Requirement | Gather every line that includes the word "ofert", please.

+++++

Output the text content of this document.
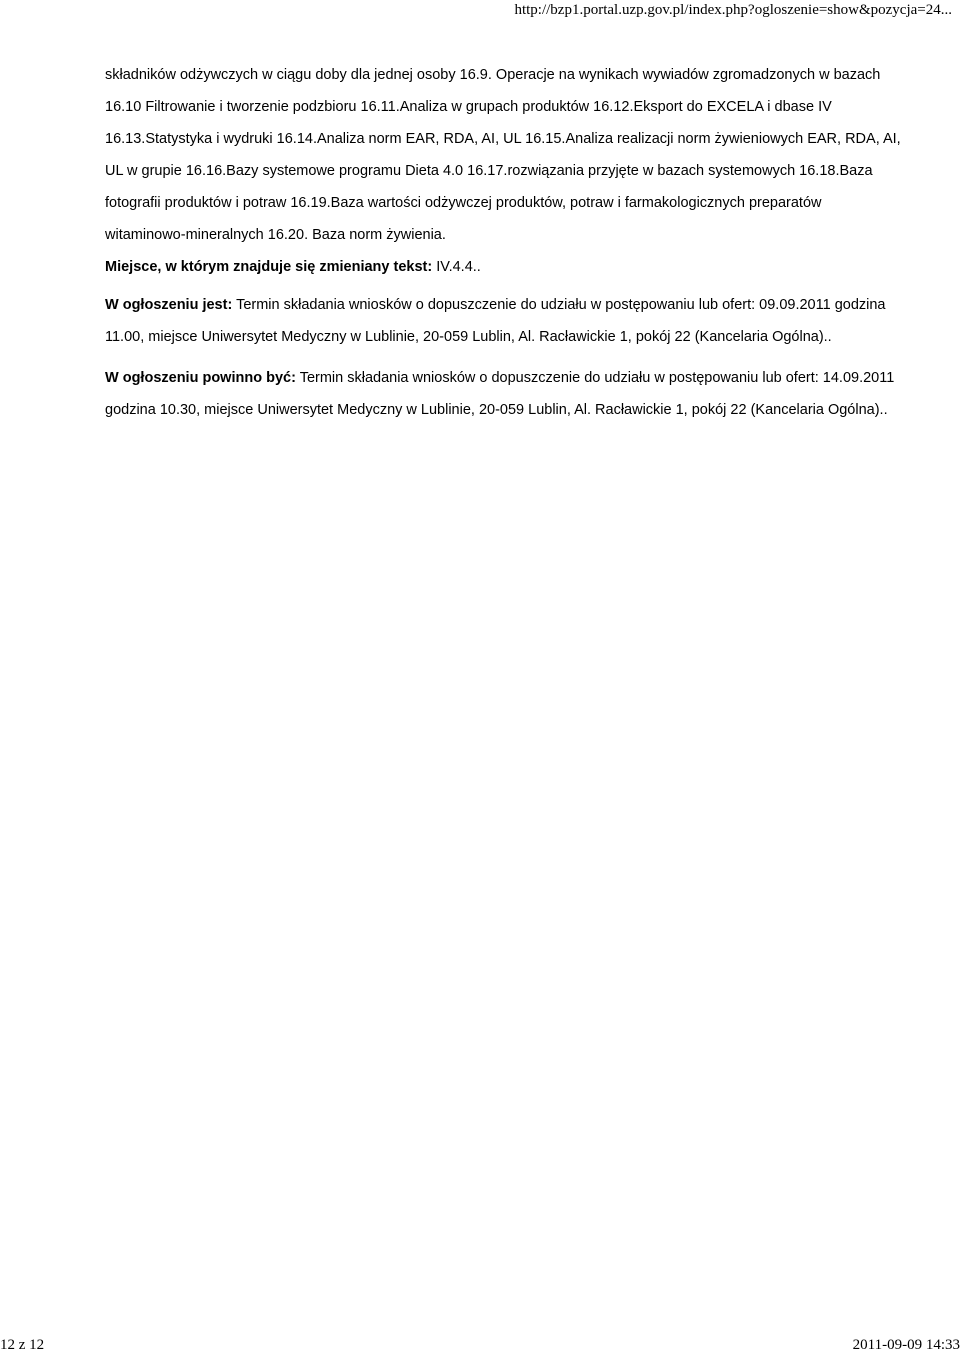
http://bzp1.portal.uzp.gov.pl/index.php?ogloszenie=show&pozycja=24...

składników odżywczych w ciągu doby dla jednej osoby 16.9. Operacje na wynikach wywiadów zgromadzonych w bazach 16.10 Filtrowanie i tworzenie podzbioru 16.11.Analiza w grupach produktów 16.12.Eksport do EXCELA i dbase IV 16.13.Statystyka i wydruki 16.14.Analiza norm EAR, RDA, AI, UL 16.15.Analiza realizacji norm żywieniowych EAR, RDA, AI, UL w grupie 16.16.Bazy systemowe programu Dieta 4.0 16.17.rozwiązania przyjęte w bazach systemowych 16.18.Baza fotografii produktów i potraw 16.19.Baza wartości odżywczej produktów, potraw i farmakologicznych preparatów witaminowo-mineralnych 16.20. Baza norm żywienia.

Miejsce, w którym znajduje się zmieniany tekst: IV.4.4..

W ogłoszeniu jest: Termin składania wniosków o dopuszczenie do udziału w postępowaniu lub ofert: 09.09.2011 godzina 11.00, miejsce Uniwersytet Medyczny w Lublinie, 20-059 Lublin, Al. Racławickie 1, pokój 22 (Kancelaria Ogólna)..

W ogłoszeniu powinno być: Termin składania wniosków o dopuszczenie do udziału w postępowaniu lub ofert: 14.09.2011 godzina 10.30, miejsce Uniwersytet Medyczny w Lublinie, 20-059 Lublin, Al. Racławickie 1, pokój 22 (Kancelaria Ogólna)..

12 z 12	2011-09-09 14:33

+++++

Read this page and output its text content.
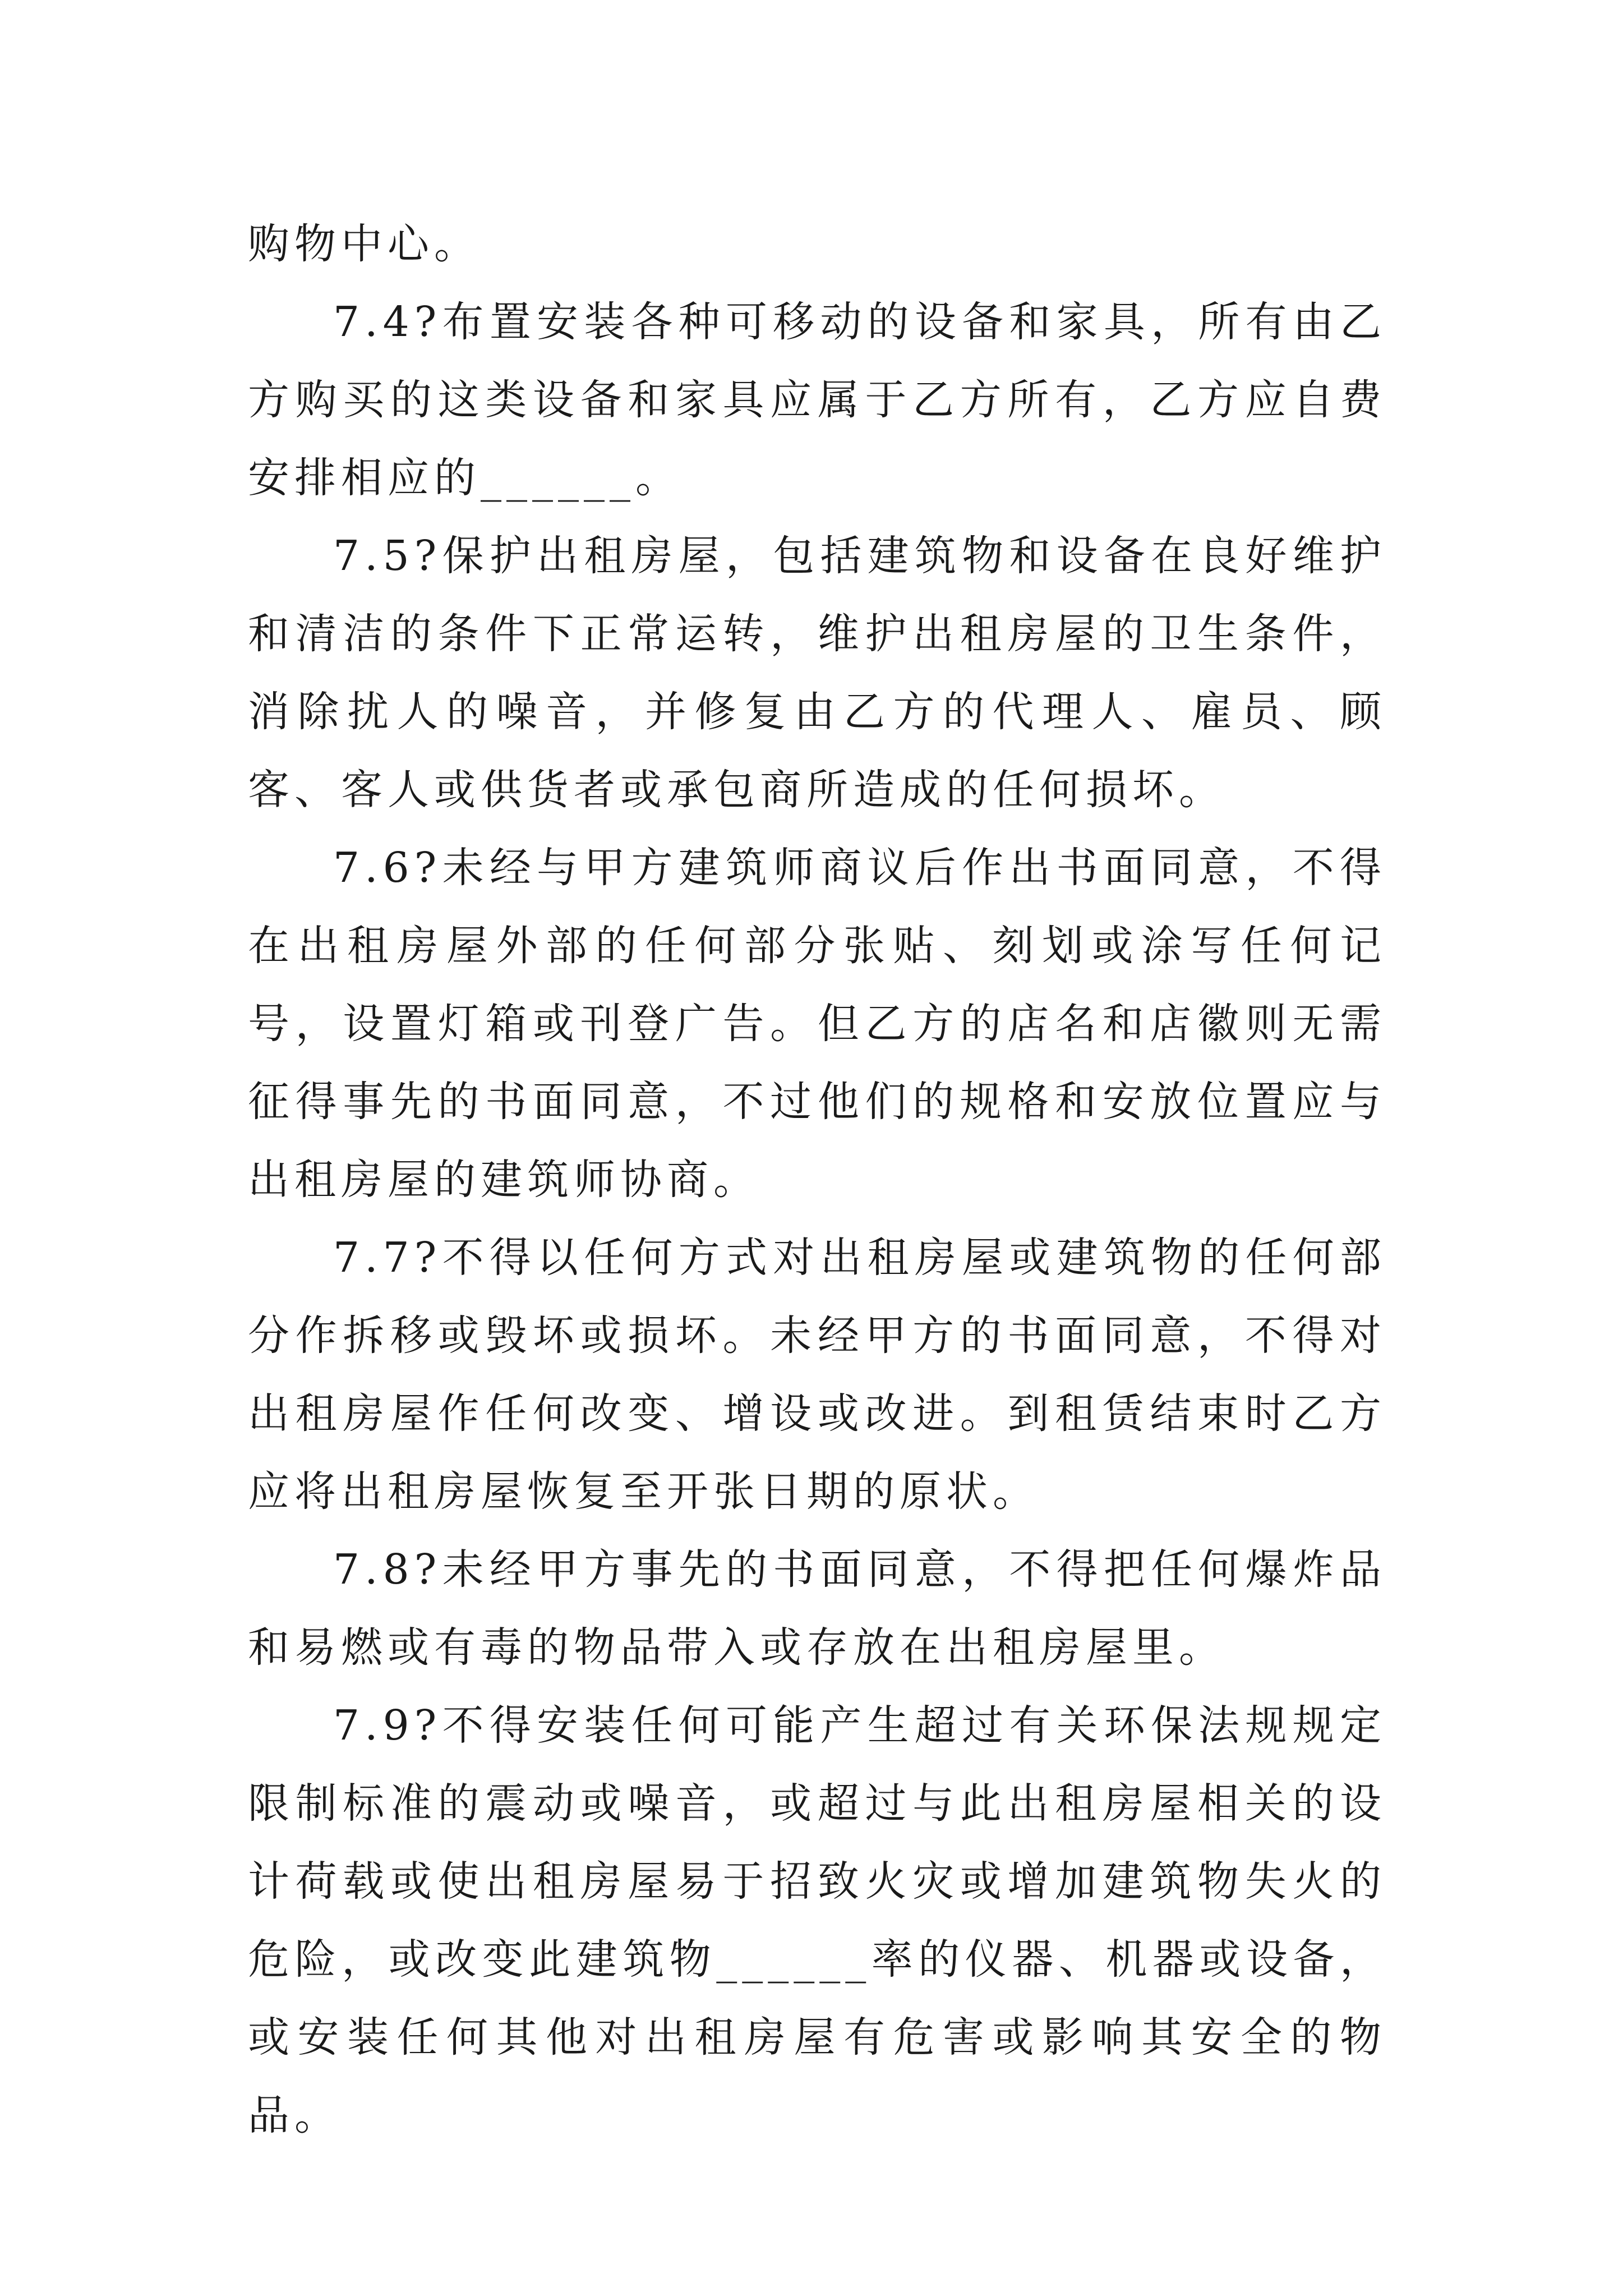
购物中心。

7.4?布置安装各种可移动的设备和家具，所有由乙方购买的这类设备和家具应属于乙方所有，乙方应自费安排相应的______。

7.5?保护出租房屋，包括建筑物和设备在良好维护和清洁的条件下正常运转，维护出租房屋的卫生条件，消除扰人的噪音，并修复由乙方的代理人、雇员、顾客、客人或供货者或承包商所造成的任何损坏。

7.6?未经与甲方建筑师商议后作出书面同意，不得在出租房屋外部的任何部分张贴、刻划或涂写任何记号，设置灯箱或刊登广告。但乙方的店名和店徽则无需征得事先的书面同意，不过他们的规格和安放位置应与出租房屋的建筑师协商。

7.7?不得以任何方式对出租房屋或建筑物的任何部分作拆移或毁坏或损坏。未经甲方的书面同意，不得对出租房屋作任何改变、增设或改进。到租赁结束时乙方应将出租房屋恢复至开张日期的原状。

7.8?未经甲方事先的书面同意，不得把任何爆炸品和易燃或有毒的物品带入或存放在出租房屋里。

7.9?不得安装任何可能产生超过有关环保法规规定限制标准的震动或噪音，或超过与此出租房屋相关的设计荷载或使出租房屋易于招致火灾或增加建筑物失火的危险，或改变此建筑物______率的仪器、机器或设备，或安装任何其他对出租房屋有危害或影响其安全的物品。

+++++

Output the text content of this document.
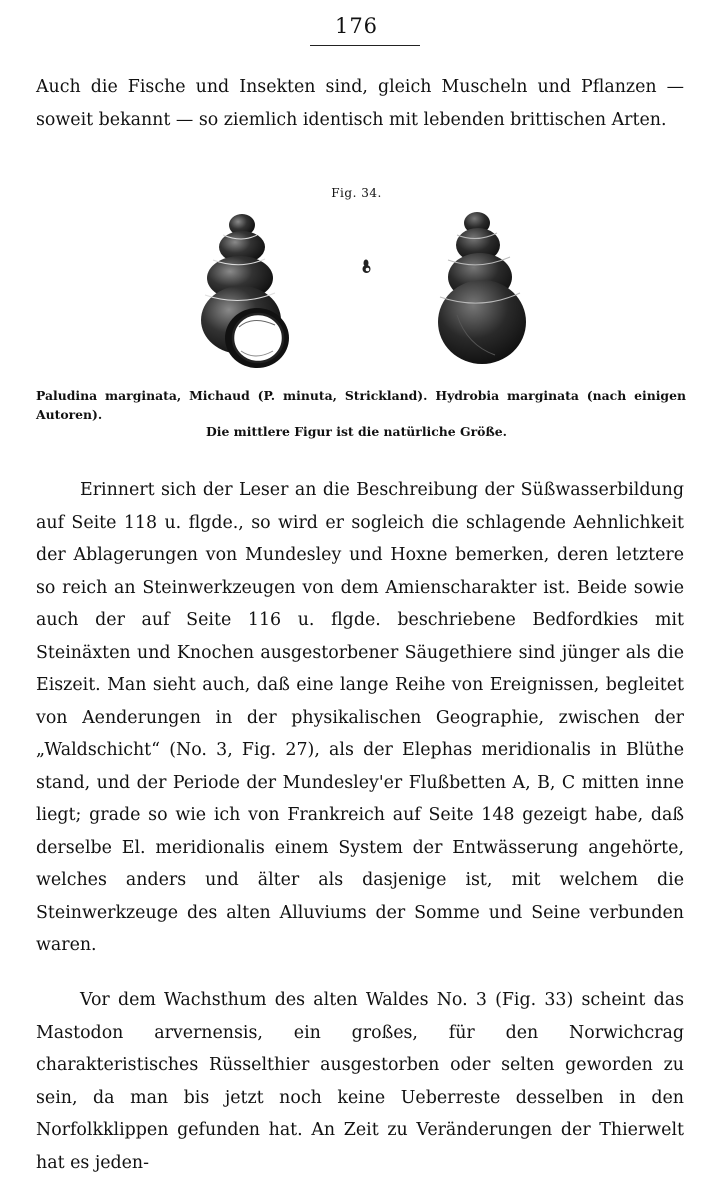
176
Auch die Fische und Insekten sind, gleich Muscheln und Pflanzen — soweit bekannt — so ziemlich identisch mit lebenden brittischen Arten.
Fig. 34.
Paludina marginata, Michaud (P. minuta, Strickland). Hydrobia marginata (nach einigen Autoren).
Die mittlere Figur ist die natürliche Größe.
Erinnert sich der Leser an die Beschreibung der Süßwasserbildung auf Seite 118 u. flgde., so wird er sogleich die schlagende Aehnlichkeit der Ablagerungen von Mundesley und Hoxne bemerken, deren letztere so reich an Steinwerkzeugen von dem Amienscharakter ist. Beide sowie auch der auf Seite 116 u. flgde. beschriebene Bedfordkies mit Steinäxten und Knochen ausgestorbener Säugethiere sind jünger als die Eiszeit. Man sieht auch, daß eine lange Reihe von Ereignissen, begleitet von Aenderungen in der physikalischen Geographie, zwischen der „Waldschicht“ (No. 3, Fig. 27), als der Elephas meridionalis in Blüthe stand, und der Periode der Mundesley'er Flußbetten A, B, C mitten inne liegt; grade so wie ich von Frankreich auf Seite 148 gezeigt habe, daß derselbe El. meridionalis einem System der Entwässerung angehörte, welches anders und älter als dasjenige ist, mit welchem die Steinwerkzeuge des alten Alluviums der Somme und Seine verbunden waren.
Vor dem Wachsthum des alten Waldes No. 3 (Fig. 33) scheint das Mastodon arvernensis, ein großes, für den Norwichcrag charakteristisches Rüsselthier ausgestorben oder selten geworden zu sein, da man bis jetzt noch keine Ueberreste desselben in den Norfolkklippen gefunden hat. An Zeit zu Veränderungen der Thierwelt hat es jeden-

+++++

Solved exercise |
W ogłoszeniu jest: Termin składania wniosków o dopuszczenie do udziału w postępowaniu lub ofert: 09.09.2011 godzina 11.00, miejsce Uniwersytet Medyczny w Lublinie, 20-059 Lublin, Al. Racławickie 1, pokój 22 (Kancelaria Ogólna)..
W ogłoszeniu powinno być: Termin składania wniosków o dopuszczenie do udziału w postępowaniu lub ofert: 14.09.2011 godzina 10.30, miejsce Uniwersytet Medyczny w Lublinie, 20-059 Lublin, Al. Racławickie 1, pokój 22 (Kancelaria Ogólna)..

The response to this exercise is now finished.